### Problem
Reproduce the listing below without changes, except that pictures are left out.

* start *

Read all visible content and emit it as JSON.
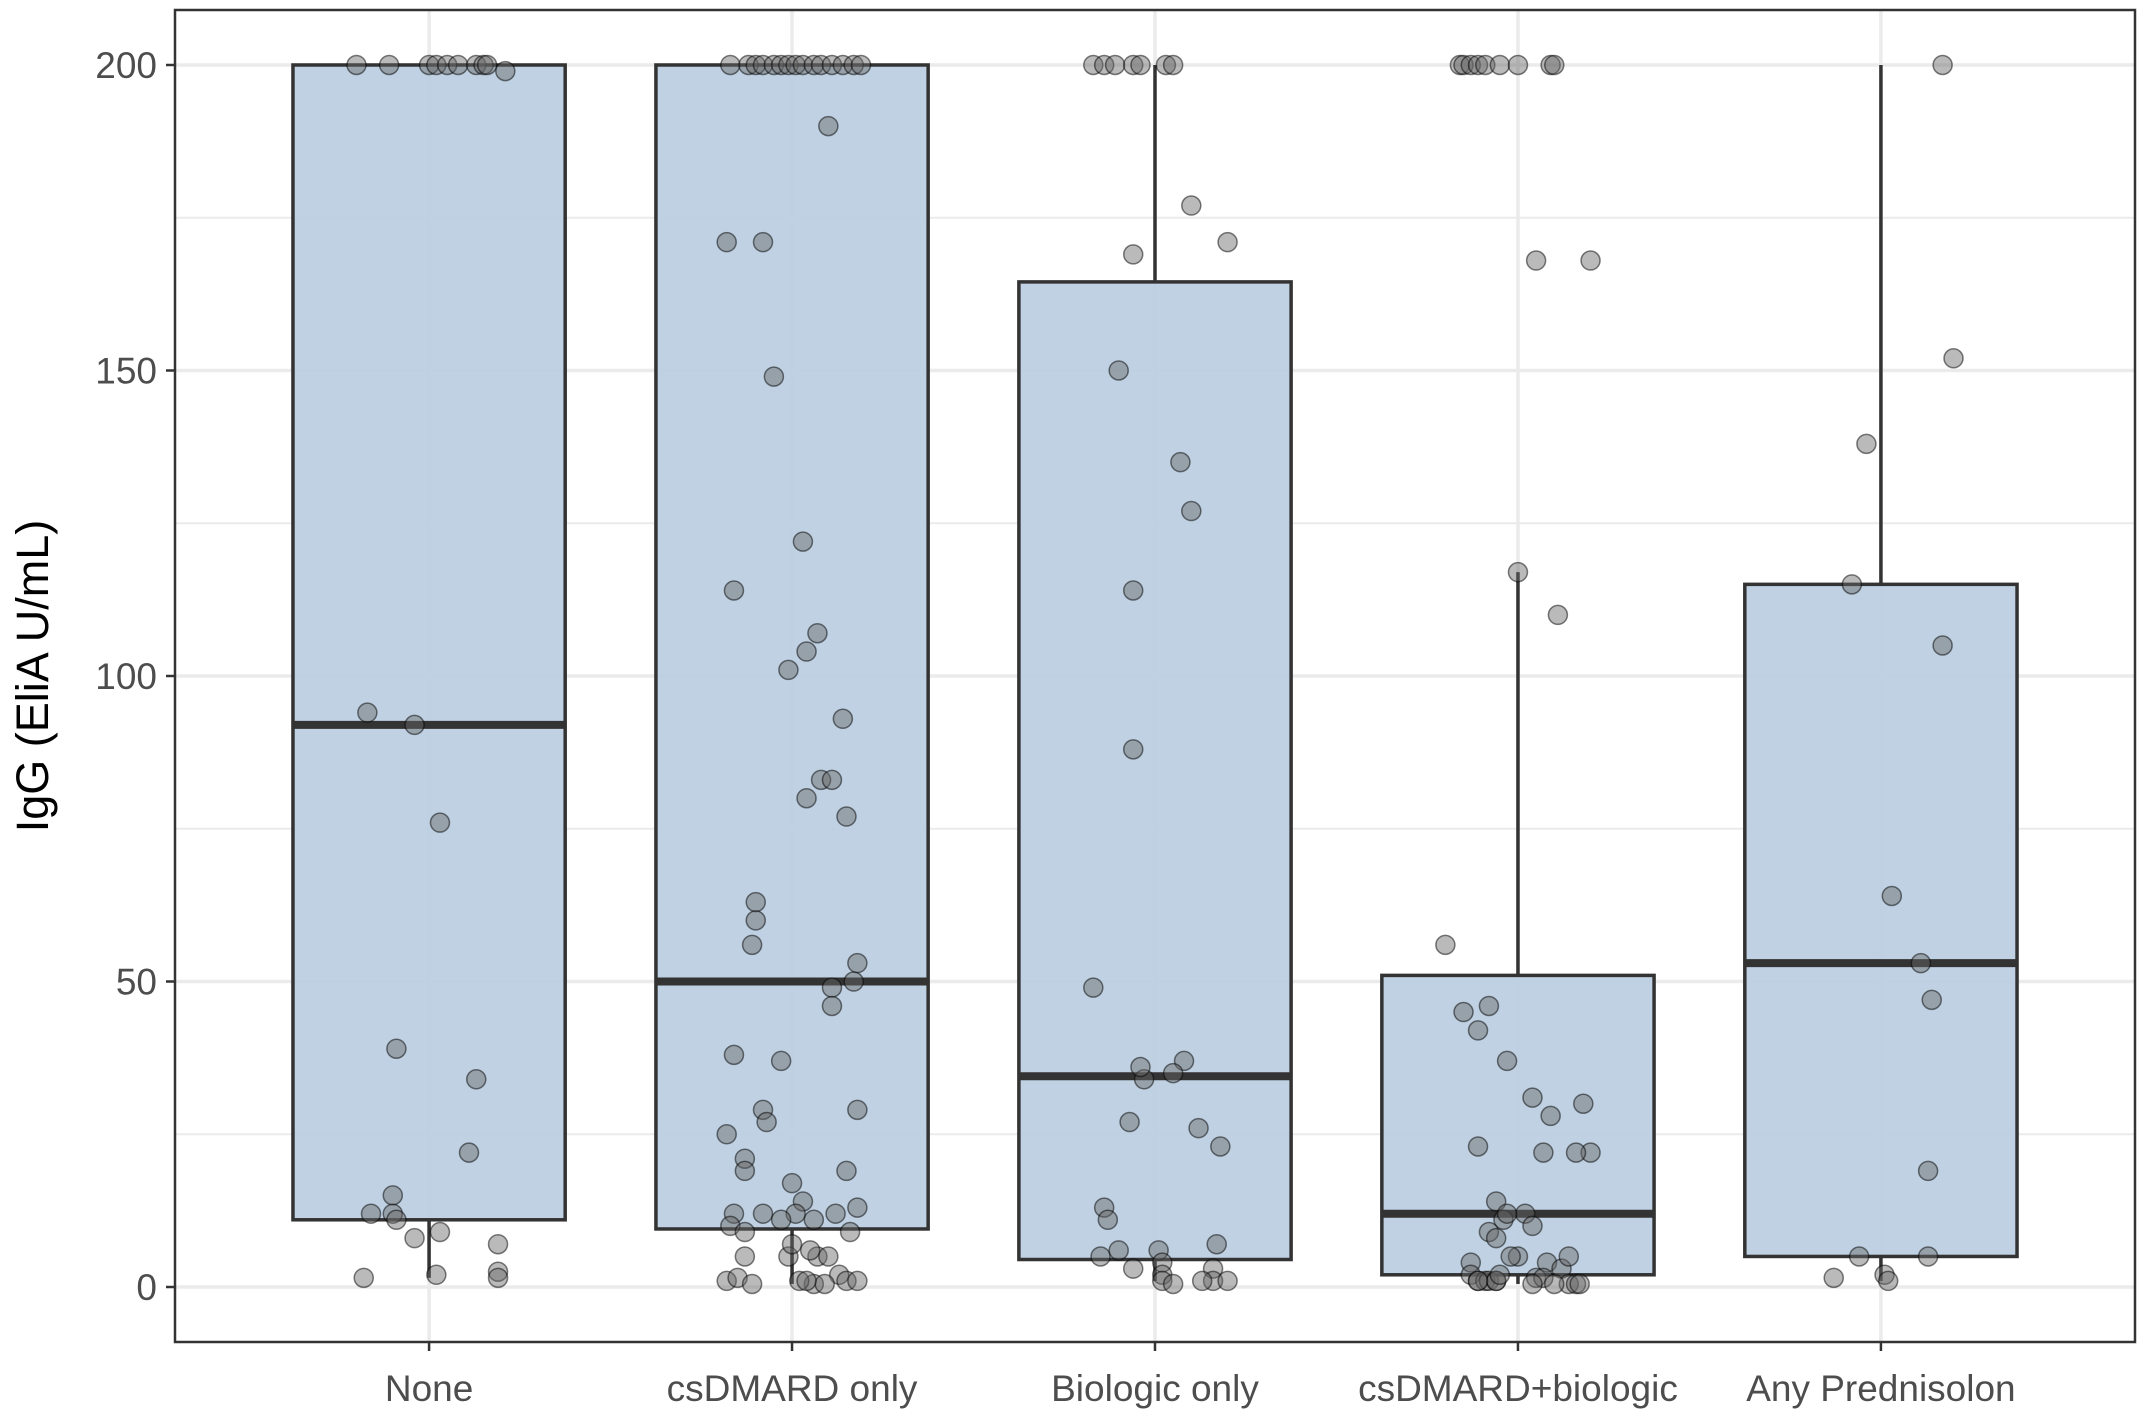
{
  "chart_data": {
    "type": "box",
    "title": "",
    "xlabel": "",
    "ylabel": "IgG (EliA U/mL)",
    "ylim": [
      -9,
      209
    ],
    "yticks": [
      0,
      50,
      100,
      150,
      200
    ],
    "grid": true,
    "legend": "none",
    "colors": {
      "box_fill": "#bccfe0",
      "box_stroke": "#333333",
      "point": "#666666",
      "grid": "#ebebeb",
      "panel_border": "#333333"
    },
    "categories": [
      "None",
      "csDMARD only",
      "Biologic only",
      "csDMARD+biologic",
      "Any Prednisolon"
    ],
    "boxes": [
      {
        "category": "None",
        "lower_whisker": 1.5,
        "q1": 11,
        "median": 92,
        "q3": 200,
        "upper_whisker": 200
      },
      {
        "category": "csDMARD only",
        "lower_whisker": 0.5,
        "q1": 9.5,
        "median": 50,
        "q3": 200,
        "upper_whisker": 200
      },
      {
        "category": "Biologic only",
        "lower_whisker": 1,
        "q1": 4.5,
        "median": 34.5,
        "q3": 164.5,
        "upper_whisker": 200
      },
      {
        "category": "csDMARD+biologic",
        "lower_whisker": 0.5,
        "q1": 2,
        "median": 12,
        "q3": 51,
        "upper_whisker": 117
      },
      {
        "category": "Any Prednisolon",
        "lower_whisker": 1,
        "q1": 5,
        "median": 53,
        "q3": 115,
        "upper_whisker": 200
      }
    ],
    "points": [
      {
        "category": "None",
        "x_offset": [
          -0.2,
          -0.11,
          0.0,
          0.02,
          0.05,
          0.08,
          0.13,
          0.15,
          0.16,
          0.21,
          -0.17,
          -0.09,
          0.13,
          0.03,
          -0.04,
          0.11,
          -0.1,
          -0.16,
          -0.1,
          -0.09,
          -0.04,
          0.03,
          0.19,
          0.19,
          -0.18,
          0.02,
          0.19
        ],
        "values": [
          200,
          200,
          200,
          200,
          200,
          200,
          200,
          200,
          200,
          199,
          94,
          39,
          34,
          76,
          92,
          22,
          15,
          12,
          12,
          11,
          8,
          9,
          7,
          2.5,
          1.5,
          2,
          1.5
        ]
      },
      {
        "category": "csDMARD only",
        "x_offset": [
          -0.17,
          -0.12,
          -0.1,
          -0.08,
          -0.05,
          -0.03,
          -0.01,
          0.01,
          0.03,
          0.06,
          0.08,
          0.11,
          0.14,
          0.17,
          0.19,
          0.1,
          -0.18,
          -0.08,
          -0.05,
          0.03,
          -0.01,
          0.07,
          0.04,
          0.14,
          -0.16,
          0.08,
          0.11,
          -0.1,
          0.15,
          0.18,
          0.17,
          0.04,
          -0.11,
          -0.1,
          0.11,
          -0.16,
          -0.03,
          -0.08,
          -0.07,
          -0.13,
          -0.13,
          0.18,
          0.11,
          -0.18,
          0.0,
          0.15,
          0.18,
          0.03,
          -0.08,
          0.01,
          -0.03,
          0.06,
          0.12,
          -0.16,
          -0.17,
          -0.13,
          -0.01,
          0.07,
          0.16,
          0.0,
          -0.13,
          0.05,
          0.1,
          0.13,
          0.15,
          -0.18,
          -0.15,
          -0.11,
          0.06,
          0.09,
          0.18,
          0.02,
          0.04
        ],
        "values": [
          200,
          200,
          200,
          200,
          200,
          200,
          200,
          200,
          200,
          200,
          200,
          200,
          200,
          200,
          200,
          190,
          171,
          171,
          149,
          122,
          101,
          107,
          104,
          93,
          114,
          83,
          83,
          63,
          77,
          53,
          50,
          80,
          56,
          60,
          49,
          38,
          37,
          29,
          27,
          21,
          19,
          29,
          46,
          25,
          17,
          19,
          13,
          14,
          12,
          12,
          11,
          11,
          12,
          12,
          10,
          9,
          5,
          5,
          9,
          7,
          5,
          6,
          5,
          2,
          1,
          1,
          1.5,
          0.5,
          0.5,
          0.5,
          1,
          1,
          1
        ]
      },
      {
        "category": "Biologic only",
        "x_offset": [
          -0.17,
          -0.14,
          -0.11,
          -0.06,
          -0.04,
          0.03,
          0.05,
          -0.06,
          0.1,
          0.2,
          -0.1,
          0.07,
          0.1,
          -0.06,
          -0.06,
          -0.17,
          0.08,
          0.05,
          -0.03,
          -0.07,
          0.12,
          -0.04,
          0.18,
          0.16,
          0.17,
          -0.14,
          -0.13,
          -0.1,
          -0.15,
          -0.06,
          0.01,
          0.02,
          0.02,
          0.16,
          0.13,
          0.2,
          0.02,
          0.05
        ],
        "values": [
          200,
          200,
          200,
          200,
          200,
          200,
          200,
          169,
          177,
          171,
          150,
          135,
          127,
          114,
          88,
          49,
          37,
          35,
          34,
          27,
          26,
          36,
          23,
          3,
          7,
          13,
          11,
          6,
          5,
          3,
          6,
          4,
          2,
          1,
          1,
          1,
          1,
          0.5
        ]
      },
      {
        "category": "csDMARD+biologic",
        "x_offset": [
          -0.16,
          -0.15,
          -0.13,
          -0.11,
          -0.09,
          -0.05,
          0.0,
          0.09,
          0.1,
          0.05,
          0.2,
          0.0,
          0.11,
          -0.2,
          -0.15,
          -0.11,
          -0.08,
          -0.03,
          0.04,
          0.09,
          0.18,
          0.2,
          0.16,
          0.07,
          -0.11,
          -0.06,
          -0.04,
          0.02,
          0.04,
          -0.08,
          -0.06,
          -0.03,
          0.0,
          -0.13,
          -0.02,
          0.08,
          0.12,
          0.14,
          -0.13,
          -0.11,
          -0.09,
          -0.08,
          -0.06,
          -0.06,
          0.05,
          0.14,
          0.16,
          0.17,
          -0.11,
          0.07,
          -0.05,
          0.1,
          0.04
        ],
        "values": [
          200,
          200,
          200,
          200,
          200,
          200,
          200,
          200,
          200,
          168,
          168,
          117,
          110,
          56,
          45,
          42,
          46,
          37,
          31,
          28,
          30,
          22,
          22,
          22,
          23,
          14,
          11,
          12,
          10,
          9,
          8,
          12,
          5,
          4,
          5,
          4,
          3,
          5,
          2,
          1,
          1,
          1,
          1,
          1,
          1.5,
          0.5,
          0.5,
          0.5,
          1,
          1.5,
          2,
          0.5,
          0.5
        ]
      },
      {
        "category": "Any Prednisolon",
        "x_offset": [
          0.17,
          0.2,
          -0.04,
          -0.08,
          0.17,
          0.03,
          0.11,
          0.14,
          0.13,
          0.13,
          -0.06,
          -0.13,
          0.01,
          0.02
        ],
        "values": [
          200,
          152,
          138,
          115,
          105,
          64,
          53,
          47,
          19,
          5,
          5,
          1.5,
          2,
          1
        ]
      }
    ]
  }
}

* end *

### Task answer
Read all visible content and emit it as JSON.
{
  "chart_data": {
    "type": "box",
    "title": "",
    "xlabel": "",
    "ylabel": "IgG (EliA U/mL)",
    "ylim": [
      -9,
      209
    ],
    "yticks": [
      0,
      50,
      100,
      150,
      200
    ],
    "grid": true,
    "legend": "none",
    "colors": {
      "box_fill": "#bccfe0",
      "box_stroke": "#333333",
      "point": "#666666",
      "grid": "#ebebeb",
      "panel_border": "#333333"
    },
    "categories": [
      "None",
      "csDMARD only",
      "Biologic only",
      "csDMARD+biologic",
      "Any Prednisolon"
    ],
    "boxes": [
      {
        "category": "None",
        "lower_whisker": 1.5,
        "q1": 11,
        "median": 92,
        "q3": 200,
        "upper_whisker": 200
      },
      {
        "category": "csDMARD only",
        "lower_whisker": 0.5,
        "q1": 9.5,
        "median": 50,
        "q3": 200,
        "upper_whisker": 200
      },
      {
        "category": "Biologic only",
        "lower_whisker": 1,
        "q1": 4.5,
        "median": 34.5,
        "q3": 164.5,
        "upper_whisker": 200
      },
      {
        "category": "csDMARD+biologic",
        "lower_whisker": 0.5,
        "q1": 2,
        "median": 12,
        "q3": 51,
        "upper_whisker": 117
      },
      {
        "category": "Any Prednisolon",
        "lower_whisker": 1,
        "q1": 5,
        "median": 53,
        "q3": 115,
        "upper_whisker": 200
      }
    ],
    "points": [
      {
        "category": "None",
        "x_offset": [
          -0.2,
          -0.11,
          0.0,
          0.02,
          0.05,
          0.08,
          0.13,
          0.15,
          0.16,
          0.21,
          -0.17,
          -0.09,
          0.13,
          0.03,
          -0.04,
          0.11,
          -0.1,
          -0.16,
          -0.1,
          -0.09,
          -0.04,
          0.03,
          0.19,
          0.19,
          -0.18,
          0.02,
          0.19
        ],
        "values": [
          200,
          200,
          200,
          200,
          200,
          200,
          200,
          200,
          200,
          199,
          94,
          39,
          34,
          76,
          92,
          22,
          15,
          12,
          12,
          11,
          8,
          9,
          7,
          2.5,
          1.5,
          2,
          1.5
        ]
      },
      {
        "category": "csDMARD only",
        "x_offset": [
          -0.17,
          -0.12,
          -0.1,
          -0.08,
          -0.05,
          -0.03,
          -0.01,
          0.01,
          0.03,
          0.06,
          0.08,
          0.11,
          0.14,
          0.17,
          0.19,
          0.1,
          -0.18,
          -0.08,
          -0.05,
          0.03,
          -0.01,
          0.07,
          0.04,
          0.14,
          -0.16,
          0.08,
          0.11,
          -0.1,
          0.15,
          0.18,
          0.17,
          0.04,
          -0.11,
          -0.1,
          0.11,
          -0.16,
          -0.03,
          -0.08,
          -0.07,
          -0.13,
          -0.13,
          0.18,
          0.11,
          -0.18,
          0.0,
          0.15,
          0.18,
          0.03,
          -0.08,
          0.01,
          -0.03,
          0.06,
          0.12,
          -0.16,
          -0.17,
          -0.13,
          -0.01,
          0.07,
          0.16,
          0.0,
          -0.13,
          0.05,
          0.1,
          0.13,
          0.15,
          -0.18,
          -0.15,
          -0.11,
          0.06,
          0.09,
          0.18,
          0.02,
          0.04
        ],
        "values": [
          200,
          200,
          200,
          200,
          200,
          200,
          200,
          200,
          200,
          200,
          200,
          200,
          200,
          200,
          200,
          190,
          171,
          171,
          149,
          122,
          101,
          107,
          104,
          93,
          114,
          83,
          83,
          63,
          77,
          53,
          50,
          80,
          56,
          60,
          49,
          38,
          37,
          29,
          27,
          21,
          19,
          29,
          46,
          25,
          17,
          19,
          13,
          14,
          12,
          12,
          11,
          11,
          12,
          12,
          10,
          9,
          5,
          5,
          9,
          7,
          5,
          6,
          5,
          2,
          1,
          1,
          1.5,
          0.5,
          0.5,
          0.5,
          1,
          1,
          1
        ]
      },
      {
        "category": "Biologic only",
        "x_offset": [
          -0.17,
          -0.14,
          -0.11,
          -0.06,
          -0.04,
          0.03,
          0.05,
          -0.06,
          0.1,
          0.2,
          -0.1,
          0.07,
          0.1,
          -0.06,
          -0.06,
          -0.17,
          0.08,
          0.05,
          -0.03,
          -0.07,
          0.12,
          -0.04,
          0.18,
          0.16,
          0.17,
          -0.14,
          -0.13,
          -0.1,
          -0.15,
          -0.06,
          0.01,
          0.02,
          0.02,
          0.16,
          0.13,
          0.2,
          0.02,
          0.05
        ],
        "values": [
          200,
          200,
          200,
          200,
          200,
          200,
          200,
          169,
          177,
          171,
          150,
          135,
          127,
          114,
          88,
          49,
          37,
          35,
          34,
          27,
          26,
          36,
          23,
          3,
          7,
          13,
          11,
          6,
          5,
          3,
          6,
          4,
          2,
          1,
          1,
          1,
          1,
          0.5
        ]
      },
      {
        "category": "csDMARD+biologic",
        "x_offset": [
          -0.16,
          -0.15,
          -0.13,
          -0.11,
          -0.09,
          -0.05,
          0.0,
          0.09,
          0.1,
          0.05,
          0.2,
          0.0,
          0.11,
          -0.2,
          -0.15,
          -0.11,
          -0.08,
          -0.03,
          0.04,
          0.09,
          0.18,
          0.2,
          0.16,
          0.07,
          -0.11,
          -0.06,
          -0.04,
          0.02,
          0.04,
          -0.08,
          -0.06,
          -0.03,
          0.0,
          -0.13,
          -0.02,
          0.08,
          0.12,
          0.14,
          -0.13,
          -0.11,
          -0.09,
          -0.08,
          -0.06,
          -0.06,
          0.05,
          0.14,
          0.16,
          0.17,
          -0.11,
          0.07,
          -0.05,
          0.1,
          0.04
        ],
        "values": [
          200,
          200,
          200,
          200,
          200,
          200,
          200,
          200,
          200,
          168,
          168,
          117,
          110,
          56,
          45,
          42,
          46,
          37,
          31,
          28,
          30,
          22,
          22,
          22,
          23,
          14,
          11,
          12,
          10,
          9,
          8,
          12,
          5,
          4,
          5,
          4,
          3,
          5,
          2,
          1,
          1,
          1,
          1,
          1,
          1.5,
          0.5,
          0.5,
          0.5,
          1,
          1.5,
          2,
          0.5,
          0.5
        ]
      },
      {
        "category": "Any Prednisolon",
        "x_offset": [
          0.17,
          0.2,
          -0.04,
          -0.08,
          0.17,
          0.03,
          0.11,
          0.14,
          0.13,
          0.13,
          -0.06,
          -0.13,
          0.01,
          0.02
        ],
        "values": [
          200,
          152,
          138,
          115,
          105,
          64,
          53,
          47,
          19,
          5,
          5,
          1.5,
          2,
          1
        ]
      }
    ]
  }
}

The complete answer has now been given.